- **Your objective**:
Copy each of the following items verbatim, line for line.

----- Data shown

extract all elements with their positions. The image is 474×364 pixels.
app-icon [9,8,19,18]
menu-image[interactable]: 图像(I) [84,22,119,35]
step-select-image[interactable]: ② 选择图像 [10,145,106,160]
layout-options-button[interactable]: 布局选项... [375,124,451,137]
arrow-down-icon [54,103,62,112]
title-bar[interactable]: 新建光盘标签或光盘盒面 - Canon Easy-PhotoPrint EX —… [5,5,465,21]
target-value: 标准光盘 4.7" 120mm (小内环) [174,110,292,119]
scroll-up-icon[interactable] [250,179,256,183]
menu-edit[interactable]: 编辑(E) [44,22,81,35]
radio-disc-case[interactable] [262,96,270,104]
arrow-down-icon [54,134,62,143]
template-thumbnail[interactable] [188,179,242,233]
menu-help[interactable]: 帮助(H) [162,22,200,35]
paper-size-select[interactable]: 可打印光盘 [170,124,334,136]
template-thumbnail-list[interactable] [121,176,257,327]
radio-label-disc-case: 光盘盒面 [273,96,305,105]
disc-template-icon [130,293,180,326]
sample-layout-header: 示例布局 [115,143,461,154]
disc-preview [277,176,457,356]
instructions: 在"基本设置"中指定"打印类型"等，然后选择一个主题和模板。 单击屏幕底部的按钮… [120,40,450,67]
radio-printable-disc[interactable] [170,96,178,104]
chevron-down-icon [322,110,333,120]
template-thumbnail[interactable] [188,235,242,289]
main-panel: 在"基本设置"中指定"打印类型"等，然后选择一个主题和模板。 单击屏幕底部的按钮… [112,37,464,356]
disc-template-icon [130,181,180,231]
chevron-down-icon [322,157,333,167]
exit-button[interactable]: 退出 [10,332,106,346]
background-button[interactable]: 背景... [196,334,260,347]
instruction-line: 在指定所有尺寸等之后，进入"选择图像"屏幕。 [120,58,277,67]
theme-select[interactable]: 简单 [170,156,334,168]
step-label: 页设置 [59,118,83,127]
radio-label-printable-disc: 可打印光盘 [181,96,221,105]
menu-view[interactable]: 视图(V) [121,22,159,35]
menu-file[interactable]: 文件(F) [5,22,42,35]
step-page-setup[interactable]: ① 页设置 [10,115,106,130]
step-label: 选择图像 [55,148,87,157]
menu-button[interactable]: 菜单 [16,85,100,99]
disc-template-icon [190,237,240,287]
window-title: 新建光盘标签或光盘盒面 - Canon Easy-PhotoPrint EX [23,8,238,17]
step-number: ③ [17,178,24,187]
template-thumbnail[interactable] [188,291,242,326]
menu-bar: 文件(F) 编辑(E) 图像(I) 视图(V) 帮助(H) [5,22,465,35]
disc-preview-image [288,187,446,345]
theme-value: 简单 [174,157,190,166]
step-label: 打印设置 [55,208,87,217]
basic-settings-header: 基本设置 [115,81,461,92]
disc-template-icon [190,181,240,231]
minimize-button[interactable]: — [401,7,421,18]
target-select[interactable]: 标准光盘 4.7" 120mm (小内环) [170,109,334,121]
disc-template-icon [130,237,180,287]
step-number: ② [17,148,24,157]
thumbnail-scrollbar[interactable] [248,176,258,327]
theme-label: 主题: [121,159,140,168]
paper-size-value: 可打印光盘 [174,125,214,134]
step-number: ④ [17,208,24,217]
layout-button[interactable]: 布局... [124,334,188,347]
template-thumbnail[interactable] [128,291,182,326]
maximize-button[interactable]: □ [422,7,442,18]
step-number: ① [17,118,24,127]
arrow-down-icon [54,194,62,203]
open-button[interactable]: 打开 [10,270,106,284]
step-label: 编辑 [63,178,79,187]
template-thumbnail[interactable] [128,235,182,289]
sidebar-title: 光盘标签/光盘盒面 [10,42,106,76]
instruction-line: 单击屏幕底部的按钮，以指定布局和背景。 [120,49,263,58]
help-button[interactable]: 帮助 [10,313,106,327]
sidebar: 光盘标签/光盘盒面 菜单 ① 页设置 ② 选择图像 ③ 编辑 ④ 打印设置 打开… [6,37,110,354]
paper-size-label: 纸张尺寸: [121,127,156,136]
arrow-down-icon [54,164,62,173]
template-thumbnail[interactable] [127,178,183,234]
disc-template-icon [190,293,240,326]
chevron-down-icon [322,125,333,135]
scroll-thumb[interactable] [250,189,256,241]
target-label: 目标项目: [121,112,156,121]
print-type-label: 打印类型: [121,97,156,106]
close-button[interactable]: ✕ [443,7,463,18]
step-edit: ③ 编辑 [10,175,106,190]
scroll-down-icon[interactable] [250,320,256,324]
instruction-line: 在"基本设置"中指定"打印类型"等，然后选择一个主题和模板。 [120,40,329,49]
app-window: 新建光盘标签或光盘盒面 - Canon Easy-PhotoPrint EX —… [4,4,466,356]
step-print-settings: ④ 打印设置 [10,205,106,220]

----------

- **Task result**:
extract all elements with their positions. The image is 474×364 pixels.
app-icon [9,8,19,18]
menu-image[interactable]: 图像(I) [84,22,119,35]
step-select-image[interactable]: ② 选择图像 [10,145,106,160]
layout-options-button[interactable]: 布局选项... [375,124,451,137]
arrow-down-icon [54,103,62,112]
title-bar[interactable]: 新建光盘标签或光盘盒面 - Canon Easy-PhotoPrint EX —… [5,5,465,21]
target-value: 标准光盘 4.7" 120mm (小内环) [174,110,292,119]
scroll-up-icon[interactable] [250,179,256,183]
menu-edit[interactable]: 编辑(E) [44,22,81,35]
radio-disc-case[interactable] [262,96,270,104]
arrow-down-icon [54,134,62,143]
template-thumbnail[interactable] [188,179,242,233]
menu-help[interactable]: 帮助(H) [162,22,200,35]
paper-size-select[interactable]: 可打印光盘 [170,124,334,136]
template-thumbnail-list[interactable] [121,176,257,327]
radio-label-disc-case: 光盘盒面 [273,96,305,105]
disc-template-icon [130,293,180,326]
sample-layout-header: 示例布局 [115,143,461,154]
disc-preview [277,176,457,356]
instructions: 在"基本设置"中指定"打印类型"等，然后选择一个主题和模板。 单击屏幕底部的按钮… [120,40,450,67]
radio-printable-disc[interactable] [170,96,178,104]
chevron-down-icon [322,110,333,120]
template-thumbnail[interactable] [188,235,242,289]
main-panel: 在"基本设置"中指定"打印类型"等，然后选择一个主题和模板。 单击屏幕底部的按钮… [112,37,464,356]
disc-template-icon [130,181,180,231]
chevron-down-icon [322,157,333,167]
exit-button[interactable]: 退出 [10,332,106,346]
background-button[interactable]: 背景... [196,334,260,347]
instruction-line: 在指定所有尺寸等之后，进入"选择图像"屏幕。 [120,58,277,67]
theme-select[interactable]: 简单 [170,156,334,168]
step-label: 页设置 [59,118,83,127]
radio-label-printable-disc: 可打印光盘 [181,96,221,105]
menu-view[interactable]: 视图(V) [121,22,159,35]
menu-file[interactable]: 文件(F) [5,22,42,35]
step-page-setup[interactable]: ① 页设置 [10,115,106,130]
step-label: 选择图像 [55,148,87,157]
menu-button[interactable]: 菜单 [16,85,100,99]
disc-template-icon [190,237,240,287]
window-title: 新建光盘标签或光盘盒面 - Canon Easy-PhotoPrint EX [23,8,238,17]
step-number: ③ [17,178,24,187]
template-thumbnail[interactable] [188,291,242,326]
menu-bar: 文件(F) 编辑(E) 图像(I) 视图(V) 帮助(H) [5,22,465,35]
disc-preview-image [288,187,446,345]
theme-value: 简单 [174,157,190,166]
step-label: 打印设置 [55,208,87,217]
basic-settings-header: 基本设置 [115,81,461,92]
disc-template-icon [190,181,240,231]
minimize-button[interactable]: — [401,7,421,18]
target-select[interactable]: 标准光盘 4.7" 120mm (小内环) [170,109,334,121]
disc-template-icon [130,237,180,287]
step-number: ② [17,148,24,157]
thumbnail-scrollbar[interactable] [248,176,258,327]
theme-label: 主题: [121,159,140,168]
paper-size-value: 可打印光盘 [174,125,214,134]
step-number: ④ [17,208,24,217]
layout-button[interactable]: 布局... [124,334,188,347]
template-thumbnail[interactable] [128,291,182,326]
maximize-button[interactable]: □ [422,7,442,18]
step-number: ① [17,118,24,127]
arrow-down-icon [54,194,62,203]
open-button[interactable]: 打开 [10,270,106,284]
step-label: 编辑 [63,178,79,187]
template-thumbnail[interactable] [128,235,182,289]
sidebar-title: 光盘标签/光盘盒面 [10,42,106,76]
instruction-line: 单击屏幕底部的按钮，以指定布局和背景。 [120,49,263,58]
help-button[interactable]: 帮助 [10,313,106,327]
sidebar: 光盘标签/光盘盒面 菜单 ① 页设置 ② 选择图像 ③ 编辑 ④ 打印设置 打开… [6,37,110,354]
paper-size-label: 纸张尺寸: [121,127,156,136]
arrow-down-icon [54,164,62,173]
template-thumbnail[interactable] [127,178,183,234]
disc-template-icon [190,293,240,326]
chevron-down-icon [322,125,333,135]
scroll-thumb[interactable] [250,189,256,241]
target-label: 目标项目: [121,112,156,121]
print-type-label: 打印类型: [121,97,156,106]
close-button[interactable]: ✕ [443,7,463,18]
step-edit: ③ 编辑 [10,175,106,190]
scroll-down-icon[interactable] [250,320,256,324]
instruction-line: 在"基本设置"中指定"打印类型"等，然后选择一个主题和模板。 [120,40,329,49]
app-window: 新建光盘标签或光盘盒面 - Canon Easy-PhotoPrint EX —… [4,4,466,356]
step-print-settings: ④ 打印设置 [10,205,106,220]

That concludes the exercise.